▶ YOUR GOAL
Write out each line beneath this one exactly as it reads.

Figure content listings
--

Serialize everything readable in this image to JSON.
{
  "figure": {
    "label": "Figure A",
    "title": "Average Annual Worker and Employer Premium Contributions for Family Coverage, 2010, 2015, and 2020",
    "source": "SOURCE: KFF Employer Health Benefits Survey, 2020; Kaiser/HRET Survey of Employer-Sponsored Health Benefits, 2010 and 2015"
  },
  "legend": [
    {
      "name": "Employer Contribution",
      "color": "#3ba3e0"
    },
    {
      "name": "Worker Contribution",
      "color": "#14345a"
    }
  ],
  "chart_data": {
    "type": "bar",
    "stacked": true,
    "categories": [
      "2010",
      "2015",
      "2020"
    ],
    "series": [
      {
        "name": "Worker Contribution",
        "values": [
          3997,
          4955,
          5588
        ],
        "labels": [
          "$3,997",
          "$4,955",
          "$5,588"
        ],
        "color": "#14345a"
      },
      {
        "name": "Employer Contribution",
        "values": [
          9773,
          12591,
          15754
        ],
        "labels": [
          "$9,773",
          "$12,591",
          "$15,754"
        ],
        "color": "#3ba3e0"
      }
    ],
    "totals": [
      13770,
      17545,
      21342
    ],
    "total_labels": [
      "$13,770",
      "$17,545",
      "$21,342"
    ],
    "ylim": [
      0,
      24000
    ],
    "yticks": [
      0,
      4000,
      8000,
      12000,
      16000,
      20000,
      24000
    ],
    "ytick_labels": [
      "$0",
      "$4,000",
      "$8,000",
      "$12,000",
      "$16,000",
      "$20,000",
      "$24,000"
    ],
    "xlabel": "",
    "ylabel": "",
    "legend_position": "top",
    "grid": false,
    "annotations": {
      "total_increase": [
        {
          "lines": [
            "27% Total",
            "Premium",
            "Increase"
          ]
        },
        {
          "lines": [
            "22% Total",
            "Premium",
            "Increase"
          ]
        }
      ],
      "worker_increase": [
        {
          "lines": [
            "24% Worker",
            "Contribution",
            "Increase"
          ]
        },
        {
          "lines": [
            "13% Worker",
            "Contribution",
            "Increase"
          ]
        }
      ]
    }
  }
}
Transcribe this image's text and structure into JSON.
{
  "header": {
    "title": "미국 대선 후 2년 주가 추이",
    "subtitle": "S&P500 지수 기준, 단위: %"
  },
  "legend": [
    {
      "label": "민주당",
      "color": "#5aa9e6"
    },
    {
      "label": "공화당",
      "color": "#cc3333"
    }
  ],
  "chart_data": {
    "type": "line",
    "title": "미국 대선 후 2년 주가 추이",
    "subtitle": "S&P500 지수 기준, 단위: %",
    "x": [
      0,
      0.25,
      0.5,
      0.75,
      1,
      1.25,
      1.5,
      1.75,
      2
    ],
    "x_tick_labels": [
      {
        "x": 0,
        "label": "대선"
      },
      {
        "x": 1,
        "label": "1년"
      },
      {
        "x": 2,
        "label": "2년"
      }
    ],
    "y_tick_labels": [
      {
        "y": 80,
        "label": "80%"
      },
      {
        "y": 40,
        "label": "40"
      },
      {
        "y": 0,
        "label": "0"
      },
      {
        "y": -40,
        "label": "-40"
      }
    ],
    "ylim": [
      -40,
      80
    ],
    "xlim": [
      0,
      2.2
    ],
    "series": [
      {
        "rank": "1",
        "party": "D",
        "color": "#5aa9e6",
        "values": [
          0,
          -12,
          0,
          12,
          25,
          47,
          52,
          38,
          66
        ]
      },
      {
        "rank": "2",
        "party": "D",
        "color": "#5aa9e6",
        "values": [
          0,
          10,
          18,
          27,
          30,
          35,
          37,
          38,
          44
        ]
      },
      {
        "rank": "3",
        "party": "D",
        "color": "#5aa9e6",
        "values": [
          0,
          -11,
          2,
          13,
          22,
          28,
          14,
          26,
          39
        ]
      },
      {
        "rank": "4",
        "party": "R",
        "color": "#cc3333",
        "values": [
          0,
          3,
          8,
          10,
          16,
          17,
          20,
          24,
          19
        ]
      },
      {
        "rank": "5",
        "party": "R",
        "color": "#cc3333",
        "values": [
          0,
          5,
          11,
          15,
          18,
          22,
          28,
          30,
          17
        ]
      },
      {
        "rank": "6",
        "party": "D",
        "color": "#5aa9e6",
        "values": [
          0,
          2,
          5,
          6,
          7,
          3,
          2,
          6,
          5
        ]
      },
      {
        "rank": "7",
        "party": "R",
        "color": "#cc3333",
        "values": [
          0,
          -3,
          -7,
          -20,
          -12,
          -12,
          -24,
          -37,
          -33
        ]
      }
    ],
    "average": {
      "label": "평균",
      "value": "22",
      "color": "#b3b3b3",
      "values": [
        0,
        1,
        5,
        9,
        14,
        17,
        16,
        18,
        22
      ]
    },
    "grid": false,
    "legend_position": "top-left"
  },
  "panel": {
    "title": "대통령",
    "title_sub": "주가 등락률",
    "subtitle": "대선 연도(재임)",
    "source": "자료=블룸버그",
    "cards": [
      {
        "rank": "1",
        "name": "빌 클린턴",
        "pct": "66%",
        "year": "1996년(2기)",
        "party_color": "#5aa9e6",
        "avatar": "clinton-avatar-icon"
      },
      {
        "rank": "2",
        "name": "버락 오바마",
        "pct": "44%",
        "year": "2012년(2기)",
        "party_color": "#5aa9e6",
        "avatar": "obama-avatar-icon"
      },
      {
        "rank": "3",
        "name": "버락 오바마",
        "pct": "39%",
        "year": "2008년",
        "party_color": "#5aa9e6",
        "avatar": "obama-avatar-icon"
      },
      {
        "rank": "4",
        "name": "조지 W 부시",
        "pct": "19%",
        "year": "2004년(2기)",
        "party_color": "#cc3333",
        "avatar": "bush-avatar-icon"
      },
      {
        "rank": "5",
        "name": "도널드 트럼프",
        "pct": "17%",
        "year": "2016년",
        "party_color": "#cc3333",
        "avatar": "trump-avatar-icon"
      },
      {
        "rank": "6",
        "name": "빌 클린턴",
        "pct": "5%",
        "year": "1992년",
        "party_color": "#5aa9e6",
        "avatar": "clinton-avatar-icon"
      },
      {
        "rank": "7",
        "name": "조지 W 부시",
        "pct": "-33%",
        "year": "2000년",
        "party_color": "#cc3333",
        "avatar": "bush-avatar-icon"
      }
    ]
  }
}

--

▶ RESULT
Serialize everything readable in this image to JSON.
{
  "figure": {
    "label": "Figure A",
    "title": "Average Annual Worker and Employer Premium Contributions for Family Coverage, 2010, 2015, and 2020",
    "source": "SOURCE: KFF Employer Health Benefits Survey, 2020; Kaiser/HRET Survey of Employer-Sponsored Health Benefits, 2010 and 2015"
  },
  "legend": [
    {
      "name": "Employer Contribution",
      "color": "#3ba3e0"
    },
    {
      "name": "Worker Contribution",
      "color": "#14345a"
    }
  ],
  "chart_data": {
    "type": "bar",
    "stacked": true,
    "categories": [
      "2010",
      "2015",
      "2020"
    ],
    "series": [
      {
        "name": "Worker Contribution",
        "values": [
          3997,
          4955,
          5588
        ],
        "labels": [
          "$3,997",
          "$4,955",
          "$5,588"
        ],
        "color": "#14345a"
      },
      {
        "name": "Employer Contribution",
        "values": [
          9773,
          12591,
          15754
        ],
        "labels": [
          "$9,773",
          "$12,591",
          "$15,754"
        ],
        "color": "#3ba3e0"
      }
    ],
    "totals": [
      13770,
      17545,
      21342
    ],
    "total_labels": [
      "$13,770",
      "$17,545",
      "$21,342"
    ],
    "ylim": [
      0,
      24000
    ],
    "yticks": [
      0,
      4000,
      8000,
      12000,
      16000,
      20000,
      24000
    ],
    "ytick_labels": [
      "$0",
      "$4,000",
      "$8,000",
      "$12,000",
      "$16,000",
      "$20,000",
      "$24,000"
    ],
    "xlabel": "",
    "ylabel": "",
    "legend_position": "top",
    "grid": false,
    "annotations": {
      "total_increase": [
        {
          "lines": [
            "27% Total",
            "Premium",
            "Increase"
          ]
        },
        {
          "lines": [
            "22% Total",
            "Premium",
            "Increase"
          ]
        }
      ],
      "worker_increase": [
        {
          "lines": [
            "24% Worker",
            "Contribution",
            "Increase"
          ]
        },
        {
          "lines": [
            "13% Worker",
            "Contribution",
            "Increase"
          ]
        }
      ]
    }
  }
}
Transcribe this image's text and structure into JSON.
{
  "header": {
    "title": "미국 대선 후 2년 주가 추이",
    "subtitle": "S&P500 지수 기준, 단위: %"
  },
  "legend": [
    {
      "label": "민주당",
      "color": "#5aa9e6"
    },
    {
      "label": "공화당",
      "color": "#cc3333"
    }
  ],
  "chart_data": {
    "type": "line",
    "title": "미국 대선 후 2년 주가 추이",
    "subtitle": "S&P500 지수 기준, 단위: %",
    "x": [
      0,
      0.25,
      0.5,
      0.75,
      1,
      1.25,
      1.5,
      1.75,
      2
    ],
    "x_tick_labels": [
      {
        "x": 0,
        "label": "대선"
      },
      {
        "x": 1,
        "label": "1년"
      },
      {
        "x": 2,
        "label": "2년"
      }
    ],
    "y_tick_labels": [
      {
        "y": 80,
        "label": "80%"
      },
      {
        "y": 40,
        "label": "40"
      },
      {
        "y": 0,
        "label": "0"
      },
      {
        "y": -40,
        "label": "-40"
      }
    ],
    "ylim": [
      -40,
      80
    ],
    "xlim": [
      0,
      2.2
    ],
    "series": [
      {
        "rank": "1",
        "party": "D",
        "color": "#5aa9e6",
        "values": [
          0,
          -12,
          0,
          12,
          25,
          47,
          52,
          38,
          66
        ]
      },
      {
        "rank": "2",
        "party": "D",
        "color": "#5aa9e6",
        "values": [
          0,
          10,
          18,
          27,
          30,
          35,
          37,
          38,
          44
        ]
      },
      {
        "rank": "3",
        "party": "D",
        "color": "#5aa9e6",
        "values": [
          0,
          -11,
          2,
          13,
          22,
          28,
          14,
          26,
          39
        ]
      },
      {
        "rank": "4",
        "party": "R",
        "color": "#cc3333",
        "values": [
          0,
          3,
          8,
          10,
          16,
          17,
          20,
          24,
          19
        ]
      },
      {
        "rank": "5",
        "party": "R",
        "color": "#cc3333",
        "values": [
          0,
          5,
          11,
          15,
          18,
          22,
          28,
          30,
          17
        ]
      },
      {
        "rank": "6",
        "party": "D",
        "color": "#5aa9e6",
        "values": [
          0,
          2,
          5,
          6,
          7,
          3,
          2,
          6,
          5
        ]
      },
      {
        "rank": "7",
        "party": "R",
        "color": "#cc3333",
        "values": [
          0,
          -3,
          -7,
          -20,
          -12,
          -12,
          -24,
          -37,
          -33
        ]
      }
    ],
    "average": {
      "label": "평균",
      "value": "22",
      "color": "#b3b3b3",
      "values": [
        0,
        1,
        5,
        9,
        14,
        17,
        16,
        18,
        22
      ]
    },
    "grid": false,
    "legend_position": "top-left"
  },
  "panel": {
    "title": "대통령",
    "title_sub": "주가 등락률",
    "subtitle": "대선 연도(재임)",
    "source": "자료=블룸버그",
    "cards": [
      {
        "rank": "1",
        "name": "빌 클린턴",
        "pct": "66%",
        "year": "1996년(2기)",
        "party_color": "#5aa9e6",
        "avatar": "clinton-avatar-icon"
      },
      {
        "rank": "2",
        "name": "버락 오바마",
        "pct": "44%",
        "year": "2012년(2기)",
        "party_color": "#5aa9e6",
        "avatar": "obama-avatar-icon"
      },
      {
        "rank": "3",
        "name": "버락 오바마",
        "pct": "39%",
        "year": "2008년",
        "party_color": "#5aa9e6",
        "avatar": "obama-avatar-icon"
      },
      {
        "rank": "4",
        "name": "조지 W 부시",
        "pct": "19%",
        "year": "2004년(2기)",
        "party_color": "#cc3333",
        "avatar": "bush-avatar-icon"
      },
      {
        "rank": "5",
        "name": "도널드 트럼프",
        "pct": "17%",
        "year": "2016년",
        "party_color": "#cc3333",
        "avatar": "trump-avatar-icon"
      },
      {
        "rank": "6",
        "name": "빌 클린턴",
        "pct": "5%",
        "year": "1992년",
        "party_color": "#5aa9e6",
        "avatar": "clinton-avatar-icon"
      },
      {
        "rank": "7",
        "name": "조지 W 부시",
        "pct": "-33%",
        "year": "2000년",
        "party_color": "#cc3333",
        "avatar": "bush-avatar-icon"
      }
    ]
  }
}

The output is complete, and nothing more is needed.